• _WHAT THE TASK ASKS_: Leave out the pictures; transcribe all else exactly.

(Collected data entries)
-=-=-=-=-
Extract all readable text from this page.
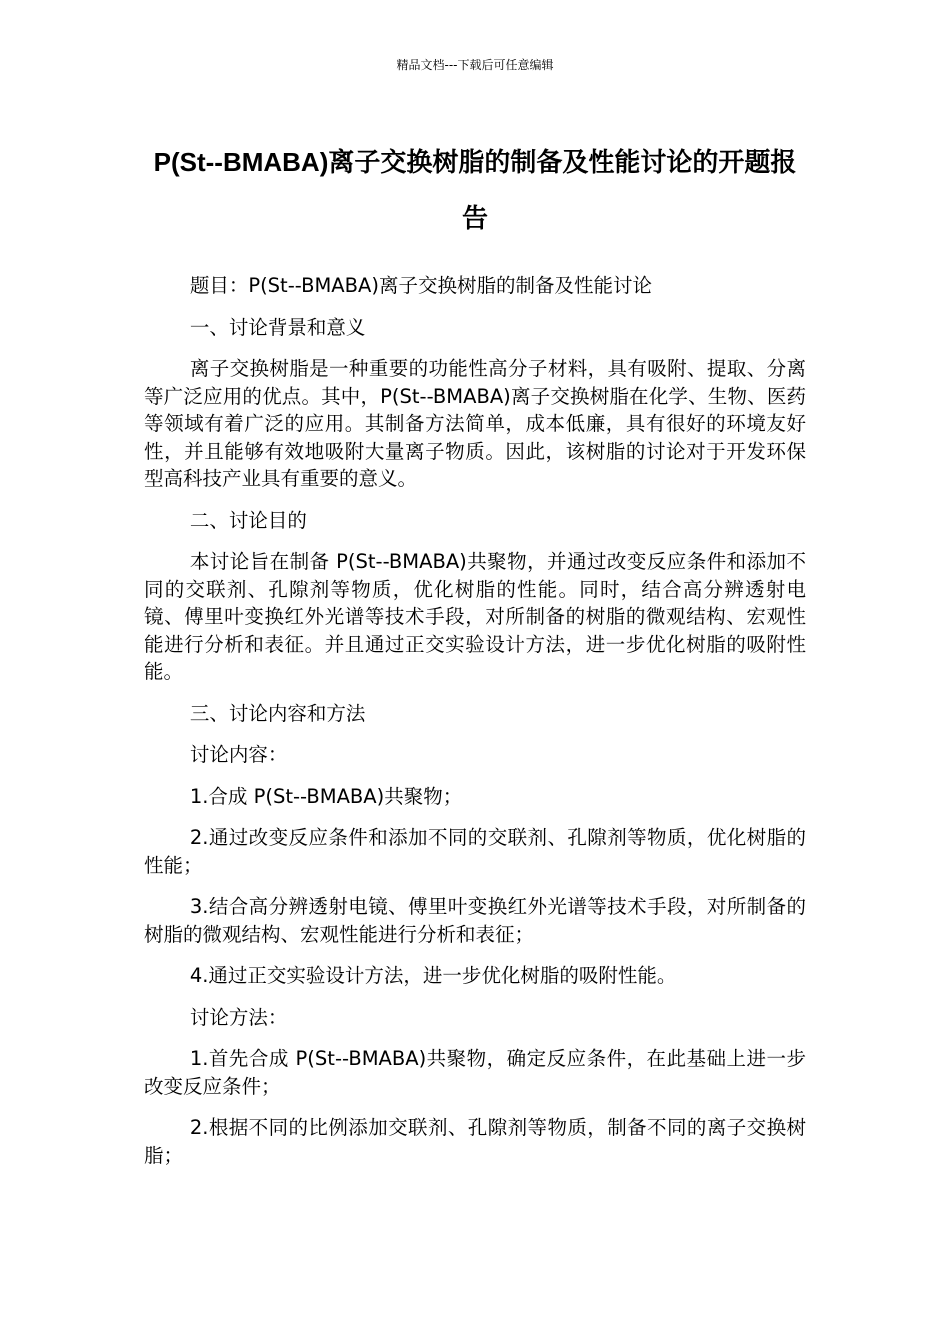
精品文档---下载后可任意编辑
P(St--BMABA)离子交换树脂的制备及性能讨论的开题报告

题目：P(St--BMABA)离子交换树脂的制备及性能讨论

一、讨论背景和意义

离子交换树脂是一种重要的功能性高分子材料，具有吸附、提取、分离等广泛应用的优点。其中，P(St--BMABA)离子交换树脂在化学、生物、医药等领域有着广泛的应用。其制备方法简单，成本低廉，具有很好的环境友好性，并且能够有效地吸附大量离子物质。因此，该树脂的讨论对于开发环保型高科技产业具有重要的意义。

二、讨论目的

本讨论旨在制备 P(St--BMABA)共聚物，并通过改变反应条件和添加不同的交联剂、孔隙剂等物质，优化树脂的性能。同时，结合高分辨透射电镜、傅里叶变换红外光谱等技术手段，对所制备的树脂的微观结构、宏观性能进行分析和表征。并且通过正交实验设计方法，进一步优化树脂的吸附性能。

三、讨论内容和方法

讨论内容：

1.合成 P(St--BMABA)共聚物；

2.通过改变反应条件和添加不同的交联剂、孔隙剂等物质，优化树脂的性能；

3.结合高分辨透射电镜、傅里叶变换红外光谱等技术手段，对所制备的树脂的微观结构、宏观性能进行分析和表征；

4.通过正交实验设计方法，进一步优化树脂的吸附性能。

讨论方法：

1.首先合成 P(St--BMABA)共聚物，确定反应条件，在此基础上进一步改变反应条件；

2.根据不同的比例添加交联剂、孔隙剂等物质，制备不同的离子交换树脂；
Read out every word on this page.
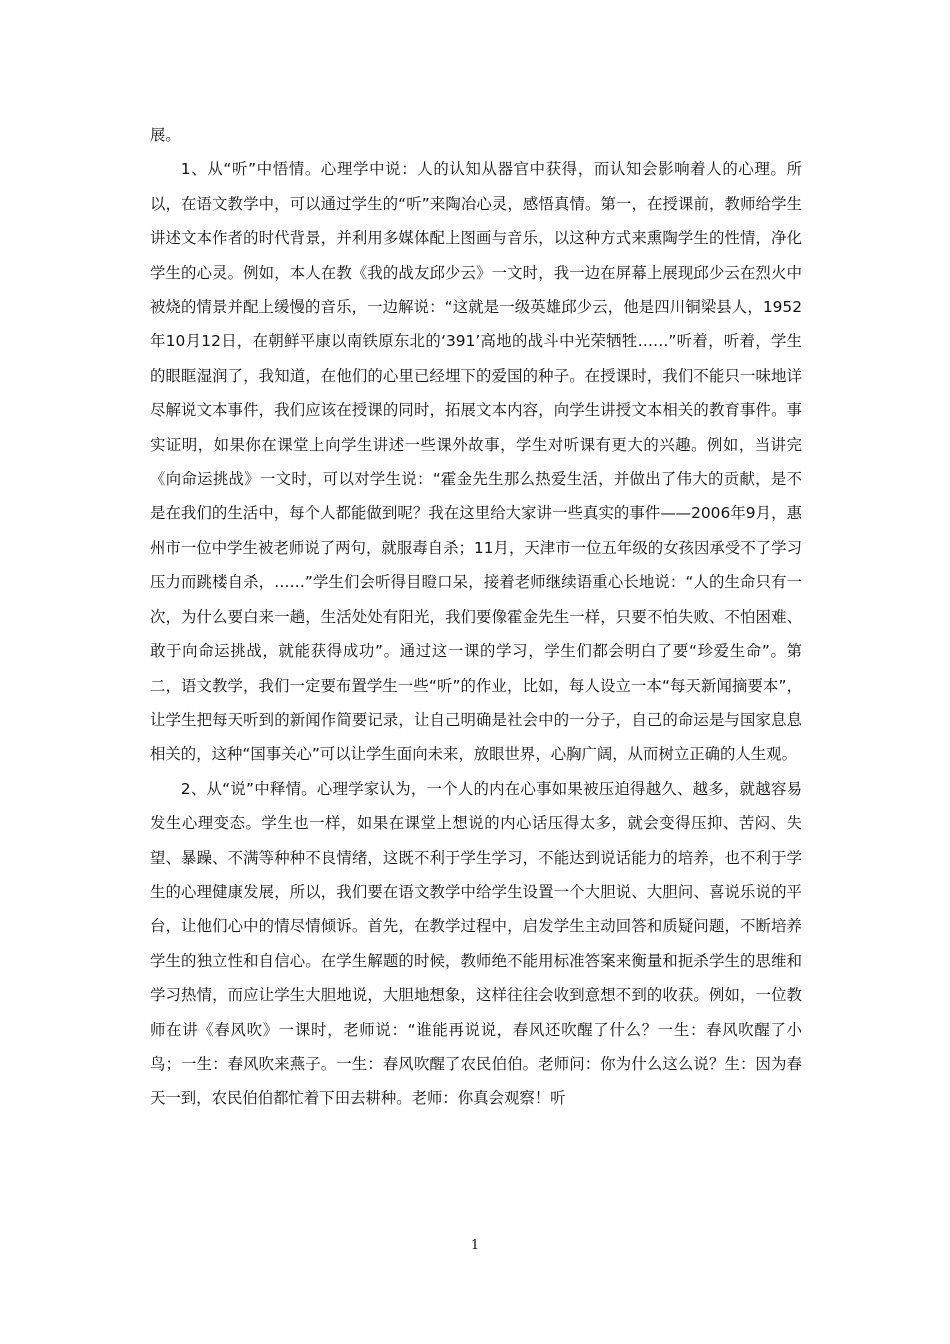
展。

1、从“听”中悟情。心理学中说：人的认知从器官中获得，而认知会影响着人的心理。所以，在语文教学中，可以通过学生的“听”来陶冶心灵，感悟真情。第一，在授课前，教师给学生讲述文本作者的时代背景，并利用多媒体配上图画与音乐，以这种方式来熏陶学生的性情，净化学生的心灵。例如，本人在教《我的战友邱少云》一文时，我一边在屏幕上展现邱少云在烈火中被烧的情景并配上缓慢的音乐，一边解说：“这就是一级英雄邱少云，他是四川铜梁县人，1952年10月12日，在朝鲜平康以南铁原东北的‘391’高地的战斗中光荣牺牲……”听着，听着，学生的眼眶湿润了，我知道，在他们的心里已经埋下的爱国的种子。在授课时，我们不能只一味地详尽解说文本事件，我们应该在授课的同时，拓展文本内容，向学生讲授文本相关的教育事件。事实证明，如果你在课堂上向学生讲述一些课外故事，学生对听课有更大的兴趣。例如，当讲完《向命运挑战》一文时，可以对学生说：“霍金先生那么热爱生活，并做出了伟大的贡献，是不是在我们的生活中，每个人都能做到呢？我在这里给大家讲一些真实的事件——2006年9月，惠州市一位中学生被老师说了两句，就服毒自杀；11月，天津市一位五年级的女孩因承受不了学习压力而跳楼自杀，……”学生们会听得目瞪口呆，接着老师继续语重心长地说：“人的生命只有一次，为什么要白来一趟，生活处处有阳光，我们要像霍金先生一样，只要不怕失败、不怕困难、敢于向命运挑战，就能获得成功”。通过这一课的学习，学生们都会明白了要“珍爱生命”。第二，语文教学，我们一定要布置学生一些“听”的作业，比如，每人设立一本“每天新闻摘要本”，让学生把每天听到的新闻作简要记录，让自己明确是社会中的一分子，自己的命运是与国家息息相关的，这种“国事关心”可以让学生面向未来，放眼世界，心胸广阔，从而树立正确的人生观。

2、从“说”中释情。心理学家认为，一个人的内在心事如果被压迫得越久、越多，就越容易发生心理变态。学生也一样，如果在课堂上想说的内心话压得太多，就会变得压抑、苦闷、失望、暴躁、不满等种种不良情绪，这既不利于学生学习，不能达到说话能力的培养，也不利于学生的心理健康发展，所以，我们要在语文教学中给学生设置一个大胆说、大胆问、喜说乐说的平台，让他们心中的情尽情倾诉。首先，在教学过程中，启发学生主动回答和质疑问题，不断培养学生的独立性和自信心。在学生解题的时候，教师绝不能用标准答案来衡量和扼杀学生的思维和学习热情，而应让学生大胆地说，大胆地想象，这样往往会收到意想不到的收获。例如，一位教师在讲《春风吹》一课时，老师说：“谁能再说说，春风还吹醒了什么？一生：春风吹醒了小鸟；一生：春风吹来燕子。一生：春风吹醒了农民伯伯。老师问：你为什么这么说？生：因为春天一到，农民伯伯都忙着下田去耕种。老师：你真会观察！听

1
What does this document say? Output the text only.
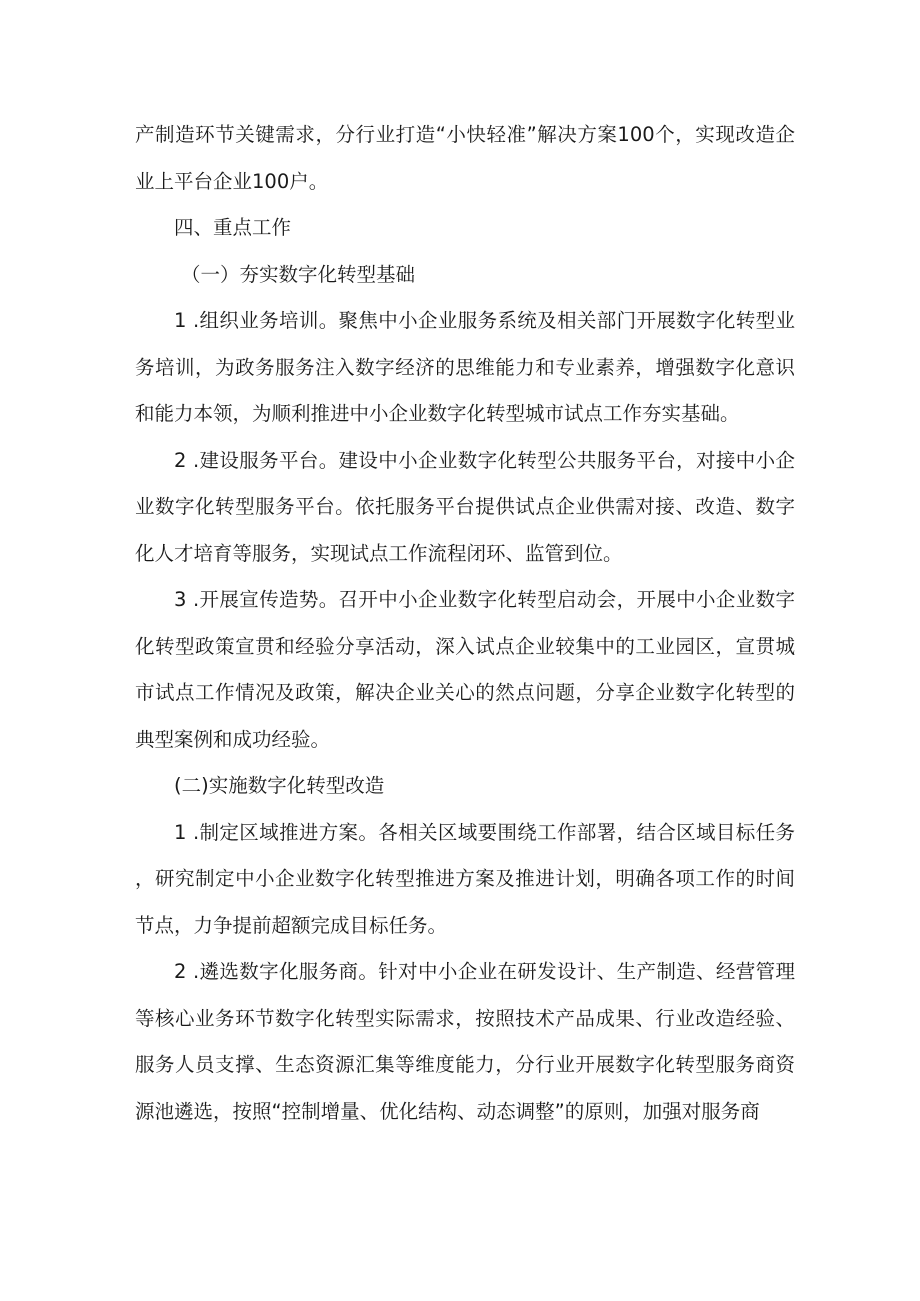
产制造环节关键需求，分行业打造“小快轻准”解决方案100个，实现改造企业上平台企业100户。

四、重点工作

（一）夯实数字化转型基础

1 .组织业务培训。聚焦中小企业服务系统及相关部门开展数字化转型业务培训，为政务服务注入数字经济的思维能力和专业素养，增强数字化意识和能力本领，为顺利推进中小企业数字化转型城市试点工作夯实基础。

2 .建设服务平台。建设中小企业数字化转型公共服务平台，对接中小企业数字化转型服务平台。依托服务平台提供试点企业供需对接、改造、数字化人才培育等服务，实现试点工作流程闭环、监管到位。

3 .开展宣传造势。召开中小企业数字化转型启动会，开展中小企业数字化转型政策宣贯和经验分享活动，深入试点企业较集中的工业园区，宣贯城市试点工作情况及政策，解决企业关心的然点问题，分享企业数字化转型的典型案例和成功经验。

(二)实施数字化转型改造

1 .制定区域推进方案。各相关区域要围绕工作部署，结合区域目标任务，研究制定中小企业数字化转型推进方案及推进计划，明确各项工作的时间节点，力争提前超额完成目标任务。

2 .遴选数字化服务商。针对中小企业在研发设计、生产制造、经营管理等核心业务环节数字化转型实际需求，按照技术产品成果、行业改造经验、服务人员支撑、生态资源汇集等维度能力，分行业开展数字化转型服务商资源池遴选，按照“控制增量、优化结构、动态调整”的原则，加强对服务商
-=-=-=-=-
• _RESULT OF THE EXERCISE_:
Extract all readable text from this page.
精品文档---下载后可任意编辑
P(St--BMABA)离子交换树脂的制备及性能讨论的开题报告

题目：P(St--BMABA)离子交换树脂的制备及性能讨论

一、讨论背景和意义

离子交换树脂是一种重要的功能性高分子材料，具有吸附、提取、分离等广泛应用的优点。其中，P(St--BMABA)离子交换树脂在化学、生物、医药等领域有着广泛的应用。其制备方法简单，成本低廉，具有很好的环境友好性，并且能够有效地吸附大量离子物质。因此，该树脂的讨论对于开发环保型高科技产业具有重要的意义。

二、讨论目的

本讨论旨在制备 P(St--BMABA)共聚物，并通过改变反应条件和添加不同的交联剂、孔隙剂等物质，优化树脂的性能。同时，结合高分辨透射电镜、傅里叶变换红外光谱等技术手段，对所制备的树脂的微观结构、宏观性能进行分析和表征。并且通过正交实验设计方法，进一步优化树脂的吸附性能。

三、讨论内容和方法

讨论内容：

1.合成 P(St--BMABA)共聚物；

2.通过改变反应条件和添加不同的交联剂、孔隙剂等物质，优化树脂的性能；

3.结合高分辨透射电镜、傅里叶变换红外光谱等技术手段，对所制备的树脂的微观结构、宏观性能进行分析和表征；

4.通过正交实验设计方法，进一步优化树脂的吸附性能。

讨论方法：

1.首先合成 P(St--BMABA)共聚物，确定反应条件，在此基础上进一步改变反应条件；

2.根据不同的比例添加交联剂、孔隙剂等物质，制备不同的离子交换树脂；
Read out every word on this page.
展。

1、从“听”中悟情。心理学中说：人的认知从器官中获得，而认知会影响着人的心理。所以，在语文教学中，可以通过学生的“听”来陶冶心灵，感悟真情。第一，在授课前，教师给学生讲述文本作者的时代背景，并利用多媒体配上图画与音乐，以这种方式来熏陶学生的性情，净化学生的心灵。例如，本人在教《我的战友邱少云》一文时，我一边在屏幕上展现邱少云在烈火中被烧的情景并配上缓慢的音乐，一边解说：“这就是一级英雄邱少云，他是四川铜梁县人，1952年10月12日，在朝鲜平康以南铁原东北的‘391’高地的战斗中光荣牺牲……”听着，听着，学生的眼眶湿润了，我知道，在他们的心里已经埋下的爱国的种子。在授课时，我们不能只一味地详尽解说文本事件，我们应该在授课的同时，拓展文本内容，向学生讲授文本相关的教育事件。事实证明，如果你在课堂上向学生讲述一些课外故事，学生对听课有更大的兴趣。例如，当讲完《向命运挑战》一文时，可以对学生说：“霍金先生那么热爱生活，并做出了伟大的贡献，是不是在我们的生活中，每个人都能做到呢？我在这里给大家讲一些真实的事件——2006年9月，惠州市一位中学生被老师说了两句，就服毒自杀；11月，天津市一位五年级的女孩因承受不了学习压力而跳楼自杀，……”学生们会听得目瞪口呆，接着老师继续语重心长地说：“人的生命只有一次，为什么要白来一趟，生活处处有阳光，我们要像霍金先生一样，只要不怕失败、不怕困难、敢于向命运挑战，就能获得成功”。通过这一课的学习，学生们都会明白了要“珍爱生命”。第二，语文教学，我们一定要布置学生一些“听”的作业，比如，每人设立一本“每天新闻摘要本”，让学生把每天听到的新闻作简要记录，让自己明确是社会中的一分子，自己的命运是与国家息息相关的，这种“国事关心”可以让学生面向未来，放眼世界，心胸广阔，从而树立正确的人生观。

2、从“说”中释情。心理学家认为，一个人的内在心事如果被压迫得越久、越多，就越容易发生心理变态。学生也一样，如果在课堂上想说的内心话压得太多，就会变得压抑、苦闷、失望、暴躁、不满等种种不良情绪，这既不利于学生学习，不能达到说话能力的培养，也不利于学生的心理健康发展，所以，我们要在语文教学中给学生设置一个大胆说、大胆问、喜说乐说的平台，让他们心中的情尽情倾诉。首先，在教学过程中，启发学生主动回答和质疑问题，不断培养学生的独立性和自信心。在学生解题的时候，教师绝不能用标准答案来衡量和扼杀学生的思维和学习热情，而应让学生大胆地说，大胆地想象，这样往往会收到意想不到的收获。例如，一位教师在讲《春风吹》一课时，老师说：“谁能再说说，春风还吹醒了什么？一生：春风吹醒了小鸟；一生：春风吹来燕子。一生：春风吹醒了农民伯伯。老师问：你为什么这么说？生：因为春天一到，农民伯伯都忙着下田去耕种。老师：你真会观察！听

1
What does this document say? Output the text only.
产制造环节关键需求，分行业打造“小快轻准”解决方案100个，实现改造企业上平台企业100户。

四、重点工作

（一）夯实数字化转型基础

1 .组织业务培训。聚焦中小企业服务系统及相关部门开展数字化转型业务培训，为政务服务注入数字经济的思维能力和专业素养，增强数字化意识和能力本领，为顺利推进中小企业数字化转型城市试点工作夯实基础。

2 .建设服务平台。建设中小企业数字化转型公共服务平台，对接中小企业数字化转型服务平台。依托服务平台提供试点企业供需对接、改造、数字化人才培育等服务，实现试点工作流程闭环、监管到位。

3 .开展宣传造势。召开中小企业数字化转型启动会，开展中小企业数字化转型政策宣贯和经验分享活动，深入试点企业较集中的工业园区，宣贯城市试点工作情况及政策，解决企业关心的然点问题，分享企业数字化转型的典型案例和成功经验。

(二)实施数字化转型改造

1 .制定区域推进方案。各相关区域要围绕工作部署，结合区域目标任务，研究制定中小企业数字化转型推进方案及推进计划，明确各项工作的时间节点，力争提前超额完成目标任务。

2 .遴选数字化服务商。针对中小企业在研发设计、生产制造、经营管理等核心业务环节数字化转型实际需求，按照技术产品成果、行业改造经验、服务人员支撑、生态资源汇集等维度能力，分行业开展数字化转型服务商资源池遴选，按照“控制增量、优化结构、动态调整”的原则，加强对服务商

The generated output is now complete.